▸ **Exercise requirements**: Every entry below should be printed exactly, without its images.
· · ·
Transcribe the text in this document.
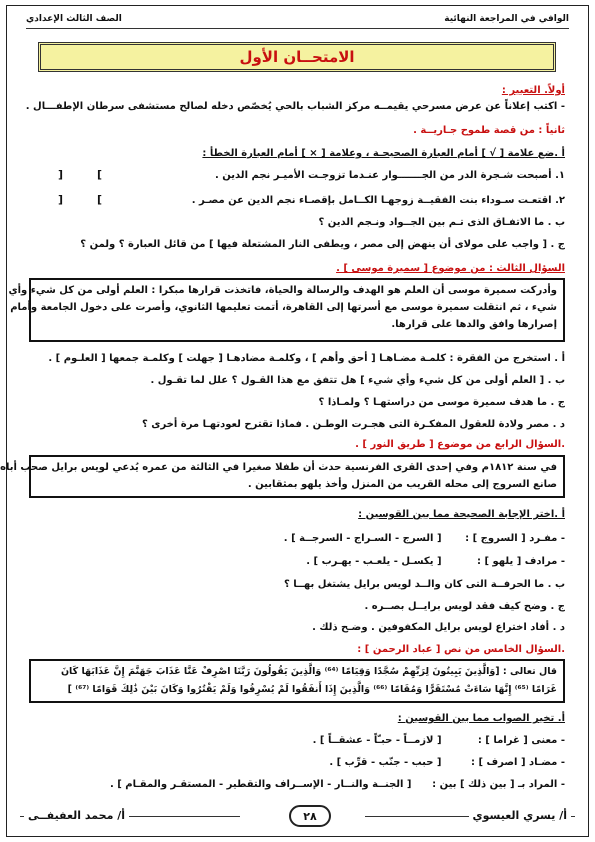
الوافي في المراجعة النهائية
الصف الثالث الإعدادي
الامتحــان الأول
أولاً. التعبير :
- اكتب إعلاناً عن عرض مسرحي يقيمــه مركز الشباب بالحي يُخصّص دخله لصالح مستشفى سرطان الإطفـــال .
ثانياً : من قصة طموح جـاريــة .
أ .ضع علامة [ √ ] أمام العبارة الصحيحـة ، وعلامة [ × ] أمام العبارة الخطأ :
١. أصبحت شـجرة الدر من الجـــــــوار عنـدما تزوجـت الأميـر نجم الدين .
][
٢. اقتعـت سـوداء بنت الفقيــة زوجهـا الكــامل بإقصـاء نجم الدين عن مصـر .
][
ب . ما الاتفـاق الذى تـم بين الجــواد ونـجم الدين ؟
ج . [ واجب على مولاى أن ينهض إلى مصر ، ويطفى النار المشتعلة فيها ] من قائل العبارة ؟ ولمن ؟
السؤال الثالث : من موضوع [ سميرة موسى ] .
وأدركت سميرة موسى أن العلم هو الهدف والرسالة والحياة، فاتخذت قرارها مبكرا : العلم أولى من كل شيء وأي
شيء ، ثم انتقلت سميرة موسى مع أسرتها إلى القاهرة، أتمت تعليمها الثانوي، وأصرت على دخول الجامعة وأمام
إصرارها وافق والدها على قرارها.
أ . استخرج من الفقرة : كلمـة مضـاهـا [ أحق وأهم ] ، وكلمـة مضادهـا [ جهلت ] وكلمـة جمعها [ العلـوم ] .
ب . [ العلم أولى من كل شيء وأي شيء ] هل تتفق مع هذا القـول ؟ علل لما تقـول .
ج . ما هدف سميرة موسى من دراستهـا ؟ ولمـاذا ؟
د . مصر ولادة للعقول المفكـرة التى هجـرت الوطـن . فماذا تقترح لعودتهـا مرة أخرى ؟
.السؤال الرابع من موضوع [ طريق النور ] .
في سنة ١٨١٢م وفي إحدى القرى الفرنسية حدث أن طفلا صغيرا في الثالثة من عمره يُدعي لويس برايل صحب أباه
صانع السروج إلى محله القريب من المنزل وأخذ يلهو بمثقابين .
أ .اختر الإجابة الصحيحة مما بين القوسين :
- مفـرد [ السروج ] : [ السرج - السـراج - السرجــة ] .
- مرادف [ يلهو ] : [ يكسـل - يلعـب - يهـرب ] .
ب . ما الحرفــة التى كان والــد لويس برايل يشتغل بهــا ؟
ج . وضح كيف فقد لويس برايــل بصــره .
د . أفاد اختراع لويس برايل المكفوفين . وضـح ذلك .
.السؤال الخامس من نص [ عباد الرحمن ] :
قال تعالى : [وَالَّذِينَ يَبِيتُونَ لِرَبِّهِمْ سُجَّدًا وَقِيَامًا ⁽⁶⁴⁾ وَالَّذِينَ يَقُولُونَ رَبَّنَا اصْرِفْ عَنَّا عَذَابَ جَهَنَّمَ إِنَّ عَذَابَهَا كَانَ
غَرَامًا ⁽⁶⁵⁾ إِنَّهَا سَاءَتْ مُسْتَقَرًّا وَمُقَامًا ⁽⁶⁶⁾ وَالَّذِينَ إِذَا أَنفَقُوا لَمْ يُسْرِفُوا وَلَمْ يَقْتُرُوا وَكَانَ بَيْنَ ذَٰلِكَ قَوَامًا ⁽⁶⁷⁾ ]
أ. تخير الصواب مما بين القوسين :
- معنى [ غراما ] : [ لازمــاً - حبـّاً - عشقــاً ] .
- مضـاد [ اصرف ] : [ حبب - جنّب - قرِّب ] .
- المراد بـ [ بين ذلك ] بين : [ الجنــة والنــار - الإســراف والتقطير - المستقـر والمقـام ] .
أ/ يسري العيسوي
٢٨
أ/ محمد العفيفــى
· · ·
▸ **Exercise answer**:
Transcribe the text in this document.
الوافي في المراجعة النهائية
الصف الثالث الإعدادي
الامتحــان الأول
أولاً. التعبير :
- اكتب إعلاناً عن عرض مسرحي يقيمــه مركز الشباب بالحي يُخصّص دخله لصالح مستشفى سرطان الإطفـــال .
ثانياً : من قصة طموح جـاريــة .
أ .ضع علامة [ √ ] أمام العبارة الصحيحـة ، وعلامة [ × ] أمام العبارة الخطأ :
١. أصبحت شـجرة الدر من الجـــــــوار عنـدما تزوجـت الأميـر نجم الدين .
][
٢. اقتعـت سـوداء بنت الفقيــة زوجهـا الكــامل بإقصـاء نجم الدين عن مصـر .
][
ب . ما الاتفـاق الذى تـم بين الجــواد ونـجم الدين ؟
ج . [ واجب على مولاى أن ينهض إلى مصر ، ويطفى النار المشتعلة فيها ] من قائل العبارة ؟ ولمن ؟
السؤال الثالث : من موضوع [ سميرة موسى ] .
وأدركت سميرة موسى أن العلم هو الهدف والرسالة والحياة، فاتخذت قرارها مبكرا : العلم أولى من كل شيء وأي
شيء ، ثم انتقلت سميرة موسى مع أسرتها إلى القاهرة، أتمت تعليمها الثانوي، وأصرت على دخول الجامعة وأمام
إصرارها وافق والدها على قرارها.
أ . استخرج من الفقرة : كلمـة مضـاهـا [ أحق وأهم ] ، وكلمـة مضادهـا [ جهلت ] وكلمـة جمعها [ العلـوم ] .
ب . [ العلم أولى من كل شيء وأي شيء ] هل تتفق مع هذا القـول ؟ علل لما تقـول .
ج . ما هدف سميرة موسى من دراستهـا ؟ ولمـاذا ؟
د . مصر ولادة للعقول المفكـرة التى هجـرت الوطـن . فماذا تقترح لعودتهـا مرة أخرى ؟
.السؤال الرابع من موضوع [ طريق النور ] .
في سنة ١٨١٢م وفي إحدى القرى الفرنسية حدث أن طفلا صغيرا في الثالثة من عمره يُدعي لويس برايل صحب أباه
صانع السروج إلى محله القريب من المنزل وأخذ يلهو بمثقابين .
أ .اختر الإجابة الصحيحة مما بين القوسين :
- مفـرد [ السروج ] : [ السرج - السـراج - السرجــة ] .
- مرادف [ يلهو ] : [ يكسـل - يلعـب - يهـرب ] .
ب . ما الحرفــة التى كان والــد لويس برايل يشتغل بهــا ؟
ج . وضح كيف فقد لويس برايــل بصــره .
د . أفاد اختراع لويس برايل المكفوفين . وضـح ذلك .
.السؤال الخامس من نص [ عباد الرحمن ] :
قال تعالى : [وَالَّذِينَ يَبِيتُونَ لِرَبِّهِمْ سُجَّدًا وَقِيَامًا ⁽⁶⁴⁾ وَالَّذِينَ يَقُولُونَ رَبَّنَا اصْرِفْ عَنَّا عَذَابَ جَهَنَّمَ إِنَّ عَذَابَهَا كَانَ
غَرَامًا ⁽⁶⁵⁾ إِنَّهَا سَاءَتْ مُسْتَقَرًّا وَمُقَامًا ⁽⁶⁶⁾ وَالَّذِينَ إِذَا أَنفَقُوا لَمْ يُسْرِفُوا وَلَمْ يَقْتُرُوا وَكَانَ بَيْنَ ذَٰلِكَ قَوَامًا ⁽⁶⁷⁾ ]
أ. تخير الصواب مما بين القوسين :
- معنى [ غراما ] : [ لازمــاً - حبـّاً - عشقــاً ] .
- مضـاد [ اصرف ] : [ حبب - جنّب - قرِّب ] .
- المراد بـ [ بين ذلك ] بين : [ الجنــة والنــار - الإســراف والتقطير - المستقـر والمقـام ] .
أ/ يسري العيسوي
٢٨
أ/ محمد العفيفــى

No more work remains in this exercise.